▶ What to produce: Transcribe every entry word for word, but skip the images.

────────────────────────────────────────

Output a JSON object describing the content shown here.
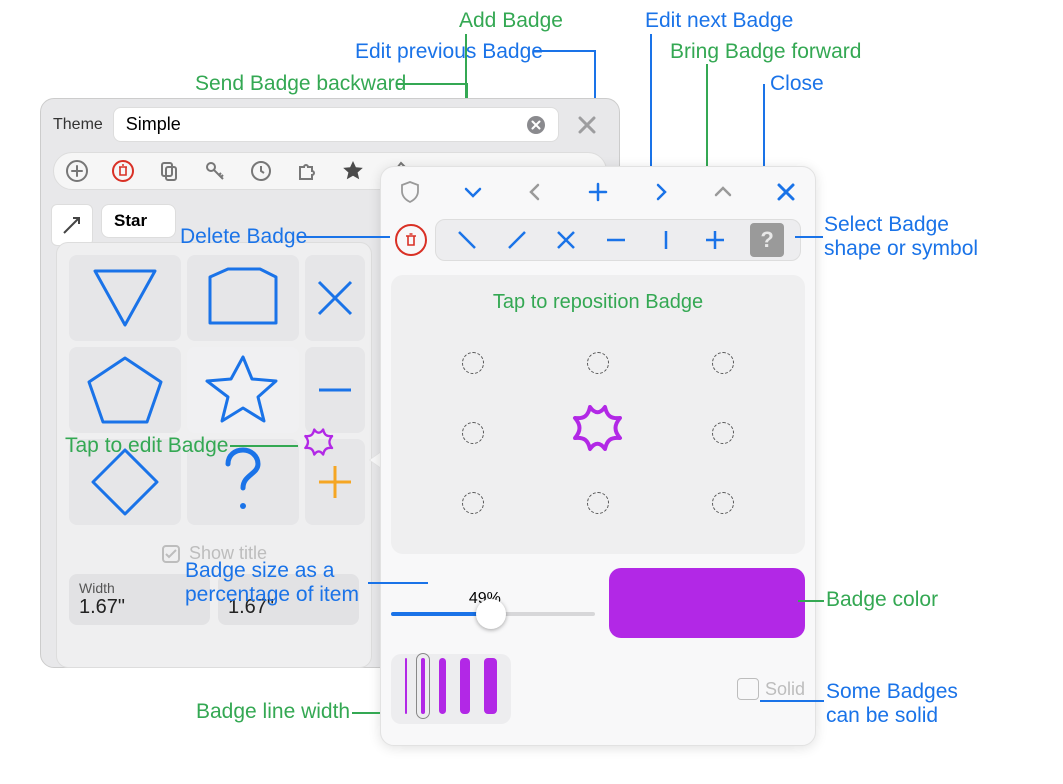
{
  "annotations": {
    "add_badge": "Add Badge",
    "edit_prev": "Edit previous Badge",
    "edit_next": "Edit next Badge",
    "send_backward": "Send Badge backward",
    "bring_forward": "Bring Badge forward",
    "close": "Close",
    "delete_badge": "Delete Badge",
    "select_shape_l1": "Select Badge",
    "select_shape_l2": "shape or symbol",
    "tap_reposition": "Tap to reposition Badge",
    "tap_edit": "Tap to edit Badge",
    "size_pct_l1": "Badge size as a",
    "size_pct_l2": "percentage of item",
    "badge_color": "Badge color",
    "line_width": "Badge line width",
    "solid_l1": "Some Badges",
    "solid_l2": "can be solid"
  },
  "back_panel": {
    "theme_label": "Theme",
    "theme_value": "Simple",
    "tab_label": "Star"
  },
  "shapes": {
    "show_title": "Show title",
    "width_label": "Width",
    "width_value": "1.67\"",
    "height_value": "1.67\""
  },
  "popover": {
    "slider_pct": "49%",
    "solid_label": "Solid",
    "line_widths": [
      2,
      4,
      6,
      9,
      12
    ]
  },
  "colors": {
    "blue": "#1a73e8",
    "green": "#34a853",
    "purple": "#b228e6",
    "orange": "#f5a623",
    "red": "#d93025"
  }
}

────────────────────────────────────────

▶ Answer for the task:
Output a JSON object describing the content shown here.
{
  "annotations": {
    "add_badge": "Add Badge",
    "edit_prev": "Edit previous Badge",
    "edit_next": "Edit next Badge",
    "send_backward": "Send Badge backward",
    "bring_forward": "Bring Badge forward",
    "close": "Close",
    "delete_badge": "Delete Badge",
    "select_shape_l1": "Select Badge",
    "select_shape_l2": "shape or symbol",
    "tap_reposition": "Tap to reposition Badge",
    "tap_edit": "Tap to edit Badge",
    "size_pct_l1": "Badge size as a",
    "size_pct_l2": "percentage of item",
    "badge_color": "Badge color",
    "line_width": "Badge line width",
    "solid_l1": "Some Badges",
    "solid_l2": "can be solid"
  },
  "back_panel": {
    "theme_label": "Theme",
    "theme_value": "Simple",
    "tab_label": "Star"
  },
  "shapes": {
    "show_title": "Show title",
    "width_label": "Width",
    "width_value": "1.67\"",
    "height_value": "1.67\""
  },
  "popover": {
    "slider_pct": "49%",
    "solid_label": "Solid",
    "line_widths": [
      2,
      4,
      6,
      9,
      12
    ]
  },
  "colors": {
    "blue": "#1a73e8",
    "green": "#34a853",
    "purple": "#b228e6",
    "orange": "#f5a623",
    "red": "#d93025"
  }
}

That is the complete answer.